* begin *
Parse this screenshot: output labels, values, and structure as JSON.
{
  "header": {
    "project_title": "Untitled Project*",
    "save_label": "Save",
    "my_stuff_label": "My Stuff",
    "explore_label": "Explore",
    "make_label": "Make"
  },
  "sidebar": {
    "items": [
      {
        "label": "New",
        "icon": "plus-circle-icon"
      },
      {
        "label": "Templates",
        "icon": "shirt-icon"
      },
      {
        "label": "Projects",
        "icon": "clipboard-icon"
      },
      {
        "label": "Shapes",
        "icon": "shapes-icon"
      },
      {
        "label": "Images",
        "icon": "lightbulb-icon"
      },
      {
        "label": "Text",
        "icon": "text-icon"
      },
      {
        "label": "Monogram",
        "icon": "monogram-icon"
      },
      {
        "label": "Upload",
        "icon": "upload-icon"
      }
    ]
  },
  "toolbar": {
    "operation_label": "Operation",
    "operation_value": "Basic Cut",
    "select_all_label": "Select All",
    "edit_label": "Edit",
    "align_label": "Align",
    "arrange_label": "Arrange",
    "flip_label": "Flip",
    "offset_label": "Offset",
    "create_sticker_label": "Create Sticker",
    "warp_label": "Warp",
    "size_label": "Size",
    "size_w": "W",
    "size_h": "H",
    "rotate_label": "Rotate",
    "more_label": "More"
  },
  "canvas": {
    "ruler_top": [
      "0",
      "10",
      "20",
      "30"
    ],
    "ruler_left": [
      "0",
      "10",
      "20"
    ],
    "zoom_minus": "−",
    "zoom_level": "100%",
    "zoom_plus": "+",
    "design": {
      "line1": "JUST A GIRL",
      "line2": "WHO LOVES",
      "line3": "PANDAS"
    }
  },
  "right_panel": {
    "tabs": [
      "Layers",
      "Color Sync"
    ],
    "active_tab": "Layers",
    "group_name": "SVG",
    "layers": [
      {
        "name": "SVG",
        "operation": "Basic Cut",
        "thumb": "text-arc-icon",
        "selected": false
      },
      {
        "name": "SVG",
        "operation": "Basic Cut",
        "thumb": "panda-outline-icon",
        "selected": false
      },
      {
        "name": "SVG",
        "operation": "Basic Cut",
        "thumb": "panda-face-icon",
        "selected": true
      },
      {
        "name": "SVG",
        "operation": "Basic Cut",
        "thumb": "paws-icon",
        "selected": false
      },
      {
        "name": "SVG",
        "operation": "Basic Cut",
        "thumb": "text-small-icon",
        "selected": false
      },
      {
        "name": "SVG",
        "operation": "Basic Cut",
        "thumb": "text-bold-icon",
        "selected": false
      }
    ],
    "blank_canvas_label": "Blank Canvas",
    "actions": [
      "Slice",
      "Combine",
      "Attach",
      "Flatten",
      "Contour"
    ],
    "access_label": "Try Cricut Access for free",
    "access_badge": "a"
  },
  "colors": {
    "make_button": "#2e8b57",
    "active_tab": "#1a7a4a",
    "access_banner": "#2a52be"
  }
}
* end *
● **What to do**
The listing above should be transcribed in full, exactly as written.

● **Exercise response**
Parse this screenshot: output labels, values, and structure as JSON.
{
  "header": {
    "project_title": "Untitled Project*",
    "save_label": "Save",
    "my_stuff_label": "My Stuff",
    "explore_label": "Explore",
    "make_label": "Make"
  },
  "sidebar": {
    "items": [
      {
        "label": "New",
        "icon": "plus-circle-icon"
      },
      {
        "label": "Templates",
        "icon": "shirt-icon"
      },
      {
        "label": "Projects",
        "icon": "clipboard-icon"
      },
      {
        "label": "Shapes",
        "icon": "shapes-icon"
      },
      {
        "label": "Images",
        "icon": "lightbulb-icon"
      },
      {
        "label": "Text",
        "icon": "text-icon"
      },
      {
        "label": "Monogram",
        "icon": "monogram-icon"
      },
      {
        "label": "Upload",
        "icon": "upload-icon"
      }
    ]
  },
  "toolbar": {
    "operation_label": "Operation",
    "operation_value": "Basic Cut",
    "select_all_label": "Select All",
    "edit_label": "Edit",
    "align_label": "Align",
    "arrange_label": "Arrange",
    "flip_label": "Flip",
    "offset_label": "Offset",
    "create_sticker_label": "Create Sticker",
    "warp_label": "Warp",
    "size_label": "Size",
    "size_w": "W",
    "size_h": "H",
    "rotate_label": "Rotate",
    "more_label": "More"
  },
  "canvas": {
    "ruler_top": [
      "0",
      "10",
      "20",
      "30"
    ],
    "ruler_left": [
      "0",
      "10",
      "20"
    ],
    "zoom_minus": "−",
    "zoom_level": "100%",
    "zoom_plus": "+",
    "design": {
      "line1": "JUST A GIRL",
      "line2": "WHO LOVES",
      "line3": "PANDAS"
    }
  },
  "right_panel": {
    "tabs": [
      "Layers",
      "Color Sync"
    ],
    "active_tab": "Layers",
    "group_name": "SVG",
    "layers": [
      {
        "name": "SVG",
        "operation": "Basic Cut",
        "thumb": "text-arc-icon",
        "selected": false
      },
      {
        "name": "SVG",
        "operation": "Basic Cut",
        "thumb": "panda-outline-icon",
        "selected": false
      },
      {
        "name": "SVG",
        "operation": "Basic Cut",
        "thumb": "panda-face-icon",
        "selected": true
      },
      {
        "name": "SVG",
        "operation": "Basic Cut",
        "thumb": "paws-icon",
        "selected": false
      },
      {
        "name": "SVG",
        "operation": "Basic Cut",
        "thumb": "text-small-icon",
        "selected": false
      },
      {
        "name": "SVG",
        "operation": "Basic Cut",
        "thumb": "text-bold-icon",
        "selected": false
      }
    ],
    "blank_canvas_label": "Blank Canvas",
    "actions": [
      "Slice",
      "Combine",
      "Attach",
      "Flatten",
      "Contour"
    ],
    "access_label": "Try Cricut Access for free",
    "access_badge": "a"
  },
  "colors": {
    "make_button": "#2e8b57",
    "active_tab": "#1a7a4a",
    "access_banner": "#2a52be"
  }
}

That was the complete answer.